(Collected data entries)
------------------------

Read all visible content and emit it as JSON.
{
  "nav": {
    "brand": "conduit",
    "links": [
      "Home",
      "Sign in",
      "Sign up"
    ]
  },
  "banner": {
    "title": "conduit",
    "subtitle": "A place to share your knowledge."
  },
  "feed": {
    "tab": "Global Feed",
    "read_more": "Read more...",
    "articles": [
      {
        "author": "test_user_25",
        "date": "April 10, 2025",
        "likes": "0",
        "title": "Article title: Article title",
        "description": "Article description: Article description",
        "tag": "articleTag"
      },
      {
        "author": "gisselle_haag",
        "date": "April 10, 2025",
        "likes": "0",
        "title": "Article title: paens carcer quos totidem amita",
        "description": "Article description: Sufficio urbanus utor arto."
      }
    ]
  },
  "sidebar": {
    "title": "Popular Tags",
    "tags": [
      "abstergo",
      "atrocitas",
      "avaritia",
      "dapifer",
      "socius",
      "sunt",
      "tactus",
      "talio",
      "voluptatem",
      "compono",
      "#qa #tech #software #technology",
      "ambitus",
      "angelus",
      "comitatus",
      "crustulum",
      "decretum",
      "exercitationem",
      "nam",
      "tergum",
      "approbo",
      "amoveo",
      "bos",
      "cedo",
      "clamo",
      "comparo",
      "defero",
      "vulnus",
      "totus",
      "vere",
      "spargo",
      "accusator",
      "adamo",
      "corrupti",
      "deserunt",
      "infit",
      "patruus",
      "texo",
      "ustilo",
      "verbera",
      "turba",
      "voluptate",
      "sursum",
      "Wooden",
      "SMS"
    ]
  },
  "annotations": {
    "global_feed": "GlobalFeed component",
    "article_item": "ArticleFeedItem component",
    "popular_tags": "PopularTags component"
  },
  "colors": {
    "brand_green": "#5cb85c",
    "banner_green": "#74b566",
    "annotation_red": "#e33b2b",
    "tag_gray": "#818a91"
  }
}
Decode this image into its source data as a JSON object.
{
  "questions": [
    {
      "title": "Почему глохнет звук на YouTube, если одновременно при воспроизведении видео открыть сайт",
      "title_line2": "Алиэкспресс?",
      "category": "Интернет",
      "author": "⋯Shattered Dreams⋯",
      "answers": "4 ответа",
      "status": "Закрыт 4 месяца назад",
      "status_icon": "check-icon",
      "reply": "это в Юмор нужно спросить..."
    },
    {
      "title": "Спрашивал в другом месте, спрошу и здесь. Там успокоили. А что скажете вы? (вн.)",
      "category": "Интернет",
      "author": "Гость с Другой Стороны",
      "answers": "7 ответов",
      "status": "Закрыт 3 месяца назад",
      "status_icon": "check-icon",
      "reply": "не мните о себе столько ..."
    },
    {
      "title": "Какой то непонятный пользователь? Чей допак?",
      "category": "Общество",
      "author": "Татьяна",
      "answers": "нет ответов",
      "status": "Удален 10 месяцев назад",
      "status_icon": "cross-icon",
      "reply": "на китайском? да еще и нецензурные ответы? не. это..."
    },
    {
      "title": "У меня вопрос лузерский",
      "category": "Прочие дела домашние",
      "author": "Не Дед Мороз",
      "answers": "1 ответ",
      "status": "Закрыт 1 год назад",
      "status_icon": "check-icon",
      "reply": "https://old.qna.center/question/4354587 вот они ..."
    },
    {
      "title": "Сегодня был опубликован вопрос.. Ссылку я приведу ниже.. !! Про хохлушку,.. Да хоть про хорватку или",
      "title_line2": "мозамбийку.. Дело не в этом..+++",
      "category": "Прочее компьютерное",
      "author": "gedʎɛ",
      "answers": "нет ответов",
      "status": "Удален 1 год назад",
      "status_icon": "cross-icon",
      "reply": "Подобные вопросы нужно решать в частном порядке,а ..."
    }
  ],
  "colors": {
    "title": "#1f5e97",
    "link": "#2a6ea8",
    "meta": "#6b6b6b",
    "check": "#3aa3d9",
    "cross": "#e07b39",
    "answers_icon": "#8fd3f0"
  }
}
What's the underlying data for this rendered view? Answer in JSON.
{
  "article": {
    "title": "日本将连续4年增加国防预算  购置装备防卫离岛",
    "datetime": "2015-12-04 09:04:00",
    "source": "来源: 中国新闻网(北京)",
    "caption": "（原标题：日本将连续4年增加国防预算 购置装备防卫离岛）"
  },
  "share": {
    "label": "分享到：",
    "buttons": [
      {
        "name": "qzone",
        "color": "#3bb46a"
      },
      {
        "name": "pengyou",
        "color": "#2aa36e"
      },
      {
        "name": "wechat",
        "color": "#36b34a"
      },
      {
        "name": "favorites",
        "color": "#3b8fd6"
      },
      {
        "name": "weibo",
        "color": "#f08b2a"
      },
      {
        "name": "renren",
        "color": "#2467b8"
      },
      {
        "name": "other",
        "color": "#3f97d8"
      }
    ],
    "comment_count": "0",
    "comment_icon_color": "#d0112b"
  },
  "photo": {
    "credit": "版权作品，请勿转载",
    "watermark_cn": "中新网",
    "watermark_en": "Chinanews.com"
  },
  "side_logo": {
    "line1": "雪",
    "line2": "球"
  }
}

------------------------

**Directive:**
The lines to collect are those holding the string "назад"; copy them all.

**Exercise solution:**
      "status": "Закрыт 4 месяца назад",
      "status": "Закрыт 3 месяца назад",
      "status": "Удален 10 месяцев назад",
      "status": "Закрыт 1 год назад",
      "status": "Удален 1 год назад",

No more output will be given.